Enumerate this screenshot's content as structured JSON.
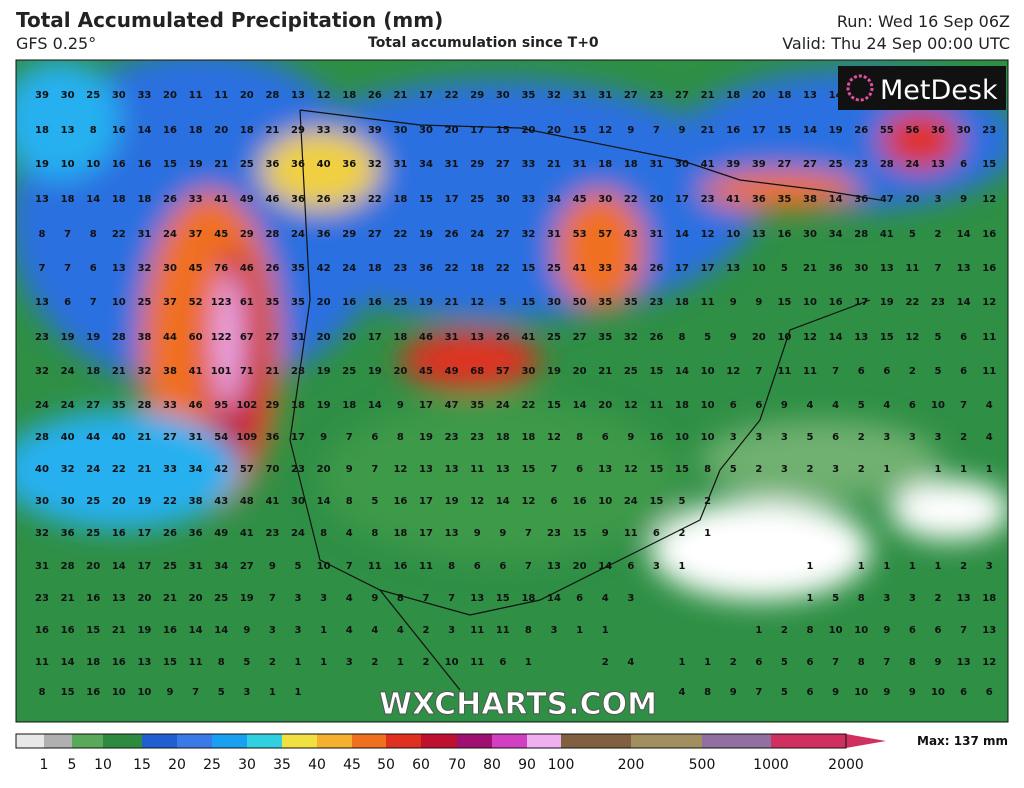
{
  "header": {
    "title": "Total Accumulated Precipitation (mm)",
    "model": "GFS 0.25°",
    "subtitle": "Total accumulation since T+0",
    "run": "Run: Wed 16 Sep 06Z",
    "valid": "Valid: Thu 24 Sep 00:00 UTC"
  },
  "logo": "MetDesk",
  "watermark": "WXCHARTS.COM",
  "grid": {
    "rows": [
      [
        39,
        30,
        25,
        30,
        33,
        20,
        11,
        11,
        20,
        28,
        13,
        12,
        18,
        26,
        21,
        17,
        22,
        29,
        30,
        35,
        32,
        31,
        31,
        27,
        23,
        27,
        21,
        18,
        20,
        18,
        13,
        14
      ],
      [
        18,
        13,
        8,
        16,
        14,
        16,
        18,
        20,
        18,
        21,
        29,
        33,
        30,
        39,
        30,
        30,
        20,
        17,
        15,
        20,
        20,
        15,
        12,
        9,
        7,
        9,
        21,
        16,
        17,
        15,
        14,
        19,
        26,
        55,
        56,
        36,
        30,
        23
      ],
      [
        19,
        10,
        10,
        16,
        16,
        15,
        19,
        21,
        25,
        36,
        36,
        40,
        36,
        32,
        31,
        34,
        31,
        29,
        27,
        33,
        21,
        31,
        18,
        18,
        31,
        30,
        41,
        39,
        39,
        27,
        27,
        25,
        23,
        28,
        24,
        13,
        6,
        15
      ],
      [
        13,
        18,
        14,
        18,
        18,
        26,
        33,
        41,
        49,
        46,
        36,
        26,
        23,
        22,
        18,
        15,
        17,
        25,
        30,
        33,
        34,
        45,
        30,
        22,
        20,
        17,
        23,
        41,
        36,
        35,
        38,
        14,
        36,
        47,
        20,
        3,
        9,
        12
      ],
      [
        8,
        7,
        8,
        22,
        31,
        24,
        37,
        45,
        29,
        28,
        24,
        36,
        29,
        27,
        22,
        19,
        26,
        24,
        27,
        32,
        31,
        53,
        57,
        43,
        31,
        14,
        12,
        10,
        13,
        16,
        30,
        34,
        28,
        41,
        5,
        2,
        14,
        16
      ],
      [
        7,
        7,
        6,
        13,
        32,
        30,
        45,
        76,
        46,
        26,
        35,
        42,
        24,
        18,
        23,
        36,
        22,
        18,
        22,
        15,
        25,
        41,
        33,
        34,
        26,
        17,
        17,
        13,
        10,
        5,
        21,
        36,
        30,
        13,
        11,
        7,
        13,
        16
      ],
      [
        13,
        6,
        7,
        10,
        25,
        37,
        52,
        123,
        61,
        35,
        35,
        20,
        16,
        16,
        25,
        19,
        21,
        12,
        5,
        15,
        30,
        50,
        35,
        35,
        23,
        18,
        11,
        9,
        9,
        15,
        10,
        16,
        17,
        19,
        22,
        23,
        14,
        12
      ],
      [
        23,
        19,
        19,
        28,
        38,
        44,
        60,
        122,
        67,
        27,
        31,
        20,
        20,
        17,
        18,
        46,
        31,
        13,
        26,
        41,
        25,
        27,
        35,
        32,
        26,
        8,
        5,
        9,
        20,
        10,
        12,
        14,
        13,
        15,
        12,
        5,
        6,
        11
      ],
      [
        32,
        24,
        18,
        21,
        32,
        38,
        41,
        101,
        71,
        21,
        28,
        19,
        25,
        19,
        20,
        45,
        49,
        68,
        57,
        30,
        19,
        20,
        21,
        25,
        15,
        14,
        10,
        12,
        7,
        11,
        11,
        7,
        6,
        6,
        2,
        5,
        6,
        11
      ],
      [
        24,
        24,
        27,
        35,
        28,
        33,
        46,
        95,
        102,
        29,
        18,
        19,
        18,
        14,
        9,
        17,
        47,
        35,
        24,
        22,
        15,
        14,
        20,
        12,
        11,
        18,
        10,
        6,
        6,
        9,
        4,
        4,
        5,
        4,
        6,
        10,
        7,
        4
      ],
      [
        28,
        40,
        44,
        40,
        21,
        27,
        31,
        54,
        109,
        36,
        17,
        9,
        7,
        6,
        8,
        19,
        23,
        23,
        18,
        18,
        12,
        8,
        6,
        9,
        16,
        10,
        10,
        3,
        3,
        3,
        5,
        6,
        2,
        3,
        3,
        3,
        2,
        4
      ],
      [
        40,
        32,
        24,
        22,
        21,
        33,
        34,
        42,
        57,
        70,
        23,
        20,
        9,
        7,
        12,
        13,
        13,
        11,
        13,
        15,
        7,
        6,
        13,
        12,
        15,
        15,
        8,
        5,
        2,
        3,
        2,
        3,
        2,
        1,
        null,
        1,
        1,
        1
      ],
      [
        30,
        30,
        25,
        20,
        19,
        22,
        38,
        43,
        48,
        41,
        30,
        14,
        8,
        5,
        16,
        17,
        19,
        12,
        14,
        12,
        6,
        16,
        10,
        24,
        15,
        5,
        2
      ],
      [
        32,
        36,
        25,
        16,
        17,
        26,
        36,
        49,
        41,
        23,
        24,
        8,
        4,
        8,
        18,
        17,
        13,
        9,
        9,
        7,
        23,
        15,
        9,
        11,
        6,
        2,
        1
      ],
      [
        31,
        28,
        20,
        14,
        17,
        25,
        31,
        34,
        27,
        9,
        5,
        10,
        7,
        11,
        16,
        11,
        8,
        6,
        6,
        7,
        13,
        20,
        14,
        6,
        3,
        1,
        null,
        null,
        null,
        null,
        1,
        null,
        1,
        1,
        1,
        1,
        2,
        3
      ],
      [
        23,
        21,
        16,
        13,
        20,
        21,
        20,
        25,
        19,
        7,
        3,
        3,
        4,
        9,
        8,
        7,
        7,
        13,
        15,
        18,
        14,
        6,
        4,
        3,
        null,
        null,
        null,
        null,
        null,
        null,
        1,
        5,
        8,
        3,
        3,
        2,
        13,
        18
      ],
      [
        16,
        16,
        15,
        21,
        19,
        16,
        14,
        14,
        9,
        3,
        3,
        1,
        4,
        4,
        4,
        2,
        3,
        11,
        11,
        8,
        3,
        1,
        1,
        null,
        null,
        null,
        null,
        null,
        1,
        2,
        8,
        10,
        10,
        9,
        6,
        6,
        7,
        13
      ],
      [
        11,
        14,
        18,
        16,
        13,
        15,
        11,
        8,
        5,
        2,
        1,
        1,
        3,
        2,
        1,
        2,
        10,
        11,
        6,
        1,
        null,
        null,
        2,
        4,
        null,
        1,
        1,
        2,
        6,
        5,
        6,
        7,
        8,
        7,
        8,
        9,
        13,
        12
      ],
      [
        8,
        15,
        16,
        10,
        10,
        9,
        7,
        5,
        3,
        1,
        1,
        null,
        null,
        null,
        null,
        null,
        null,
        null,
        null,
        null,
        null,
        null,
        null,
        null,
        null,
        4,
        8,
        9,
        7,
        5,
        6,
        9,
        10,
        9,
        9,
        10,
        6,
        6
      ]
    ]
  },
  "colorbar": {
    "ticks": [
      1,
      5,
      10,
      15,
      20,
      25,
      30,
      35,
      40,
      45,
      50,
      60,
      70,
      80,
      90,
      100,
      200,
      500,
      1000,
      2000
    ],
    "colors": [
      "#e8e8e8",
      "#b0b0b0",
      "#5aa85a",
      "#2e8a3e",
      "#1f5fd0",
      "#3a7ae8",
      "#1aa0f0",
      "#30d0e0",
      "#f0e040",
      "#f5b030",
      "#f07020",
      "#e03020",
      "#c01030",
      "#a01070",
      "#d040c0",
      "#f0b0f0",
      "#806040",
      "#a09060",
      "#9070a0",
      "#d03060"
    ],
    "max_label": "Max: 137 mm"
  }
}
+++
Without the pictures, print the records in full, exactly as they appear.

• COMPLETED EXERCISE:
Enumerate this screenshot's content as structured JSON.
{
  "header": {
    "title": "Total Accumulated Precipitation (mm)",
    "model": "GFS 0.25°",
    "subtitle": "Total accumulation since T+0",
    "run": "Run: Wed 16 Sep 06Z",
    "valid": "Valid: Thu 24 Sep 00:00 UTC"
  },
  "logo": "MetDesk",
  "watermark": "WXCHARTS.COM",
  "grid": {
    "rows": [
      [
        39,
        30,
        25,
        30,
        33,
        20,
        11,
        11,
        20,
        28,
        13,
        12,
        18,
        26,
        21,
        17,
        22,
        29,
        30,
        35,
        32,
        31,
        31,
        27,
        23,
        27,
        21,
        18,
        20,
        18,
        13,
        14
      ],
      [
        18,
        13,
        8,
        16,
        14,
        16,
        18,
        20,
        18,
        21,
        29,
        33,
        30,
        39,
        30,
        30,
        20,
        17,
        15,
        20,
        20,
        15,
        12,
        9,
        7,
        9,
        21,
        16,
        17,
        15,
        14,
        19,
        26,
        55,
        56,
        36,
        30,
        23
      ],
      [
        19,
        10,
        10,
        16,
        16,
        15,
        19,
        21,
        25,
        36,
        36,
        40,
        36,
        32,
        31,
        34,
        31,
        29,
        27,
        33,
        21,
        31,
        18,
        18,
        31,
        30,
        41,
        39,
        39,
        27,
        27,
        25,
        23,
        28,
        24,
        13,
        6,
        15
      ],
      [
        13,
        18,
        14,
        18,
        18,
        26,
        33,
        41,
        49,
        46,
        36,
        26,
        23,
        22,
        18,
        15,
        17,
        25,
        30,
        33,
        34,
        45,
        30,
        22,
        20,
        17,
        23,
        41,
        36,
        35,
        38,
        14,
        36,
        47,
        20,
        3,
        9,
        12
      ],
      [
        8,
        7,
        8,
        22,
        31,
        24,
        37,
        45,
        29,
        28,
        24,
        36,
        29,
        27,
        22,
        19,
        26,
        24,
        27,
        32,
        31,
        53,
        57,
        43,
        31,
        14,
        12,
        10,
        13,
        16,
        30,
        34,
        28,
        41,
        5,
        2,
        14,
        16
      ],
      [
        7,
        7,
        6,
        13,
        32,
        30,
        45,
        76,
        46,
        26,
        35,
        42,
        24,
        18,
        23,
        36,
        22,
        18,
        22,
        15,
        25,
        41,
        33,
        34,
        26,
        17,
        17,
        13,
        10,
        5,
        21,
        36,
        30,
        13,
        11,
        7,
        13,
        16
      ],
      [
        13,
        6,
        7,
        10,
        25,
        37,
        52,
        123,
        61,
        35,
        35,
        20,
        16,
        16,
        25,
        19,
        21,
        12,
        5,
        15,
        30,
        50,
        35,
        35,
        23,
        18,
        11,
        9,
        9,
        15,
        10,
        16,
        17,
        19,
        22,
        23,
        14,
        12
      ],
      [
        23,
        19,
        19,
        28,
        38,
        44,
        60,
        122,
        67,
        27,
        31,
        20,
        20,
        17,
        18,
        46,
        31,
        13,
        26,
        41,
        25,
        27,
        35,
        32,
        26,
        8,
        5,
        9,
        20,
        10,
        12,
        14,
        13,
        15,
        12,
        5,
        6,
        11
      ],
      [
        32,
        24,
        18,
        21,
        32,
        38,
        41,
        101,
        71,
        21,
        28,
        19,
        25,
        19,
        20,
        45,
        49,
        68,
        57,
        30,
        19,
        20,
        21,
        25,
        15,
        14,
        10,
        12,
        7,
        11,
        11,
        7,
        6,
        6,
        2,
        5,
        6,
        11
      ],
      [
        24,
        24,
        27,
        35,
        28,
        33,
        46,
        95,
        102,
        29,
        18,
        19,
        18,
        14,
        9,
        17,
        47,
        35,
        24,
        22,
        15,
        14,
        20,
        12,
        11,
        18,
        10,
        6,
        6,
        9,
        4,
        4,
        5,
        4,
        6,
        10,
        7,
        4
      ],
      [
        28,
        40,
        44,
        40,
        21,
        27,
        31,
        54,
        109,
        36,
        17,
        9,
        7,
        6,
        8,
        19,
        23,
        23,
        18,
        18,
        12,
        8,
        6,
        9,
        16,
        10,
        10,
        3,
        3,
        3,
        5,
        6,
        2,
        3,
        3,
        3,
        2,
        4
      ],
      [
        40,
        32,
        24,
        22,
        21,
        33,
        34,
        42,
        57,
        70,
        23,
        20,
        9,
        7,
        12,
        13,
        13,
        11,
        13,
        15,
        7,
        6,
        13,
        12,
        15,
        15,
        8,
        5,
        2,
        3,
        2,
        3,
        2,
        1,
        null,
        1,
        1,
        1
      ],
      [
        30,
        30,
        25,
        20,
        19,
        22,
        38,
        43,
        48,
        41,
        30,
        14,
        8,
        5,
        16,
        17,
        19,
        12,
        14,
        12,
        6,
        16,
        10,
        24,
        15,
        5,
        2
      ],
      [
        32,
        36,
        25,
        16,
        17,
        26,
        36,
        49,
        41,
        23,
        24,
        8,
        4,
        8,
        18,
        17,
        13,
        9,
        9,
        7,
        23,
        15,
        9,
        11,
        6,
        2,
        1
      ],
      [
        31,
        28,
        20,
        14,
        17,
        25,
        31,
        34,
        27,
        9,
        5,
        10,
        7,
        11,
        16,
        11,
        8,
        6,
        6,
        7,
        13,
        20,
        14,
        6,
        3,
        1,
        null,
        null,
        null,
        null,
        1,
        null,
        1,
        1,
        1,
        1,
        2,
        3
      ],
      [
        23,
        21,
        16,
        13,
        20,
        21,
        20,
        25,
        19,
        7,
        3,
        3,
        4,
        9,
        8,
        7,
        7,
        13,
        15,
        18,
        14,
        6,
        4,
        3,
        null,
        null,
        null,
        null,
        null,
        null,
        1,
        5,
        8,
        3,
        3,
        2,
        13,
        18
      ],
      [
        16,
        16,
        15,
        21,
        19,
        16,
        14,
        14,
        9,
        3,
        3,
        1,
        4,
        4,
        4,
        2,
        3,
        11,
        11,
        8,
        3,
        1,
        1,
        null,
        null,
        null,
        null,
        null,
        1,
        2,
        8,
        10,
        10,
        9,
        6,
        6,
        7,
        13
      ],
      [
        11,
        14,
        18,
        16,
        13,
        15,
        11,
        8,
        5,
        2,
        1,
        1,
        3,
        2,
        1,
        2,
        10,
        11,
        6,
        1,
        null,
        null,
        2,
        4,
        null,
        1,
        1,
        2,
        6,
        5,
        6,
        7,
        8,
        7,
        8,
        9,
        13,
        12
      ],
      [
        8,
        15,
        16,
        10,
        10,
        9,
        7,
        5,
        3,
        1,
        1,
        null,
        null,
        null,
        null,
        null,
        null,
        null,
        null,
        null,
        null,
        null,
        null,
        null,
        null,
        4,
        8,
        9,
        7,
        5,
        6,
        9,
        10,
        9,
        9,
        10,
        6,
        6
      ]
    ]
  },
  "colorbar": {
    "ticks": [
      1,
      5,
      10,
      15,
      20,
      25,
      30,
      35,
      40,
      45,
      50,
      60,
      70,
      80,
      90,
      100,
      200,
      500,
      1000,
      2000
    ],
    "colors": [
      "#e8e8e8",
      "#b0b0b0",
      "#5aa85a",
      "#2e8a3e",
      "#1f5fd0",
      "#3a7ae8",
      "#1aa0f0",
      "#30d0e0",
      "#f0e040",
      "#f5b030",
      "#f07020",
      "#e03020",
      "#c01030",
      "#a01070",
      "#d040c0",
      "#f0b0f0",
      "#806040",
      "#a09060",
      "#9070a0",
      "#d03060"
    ],
    "max_label": "Max: 137 mm"
  }
}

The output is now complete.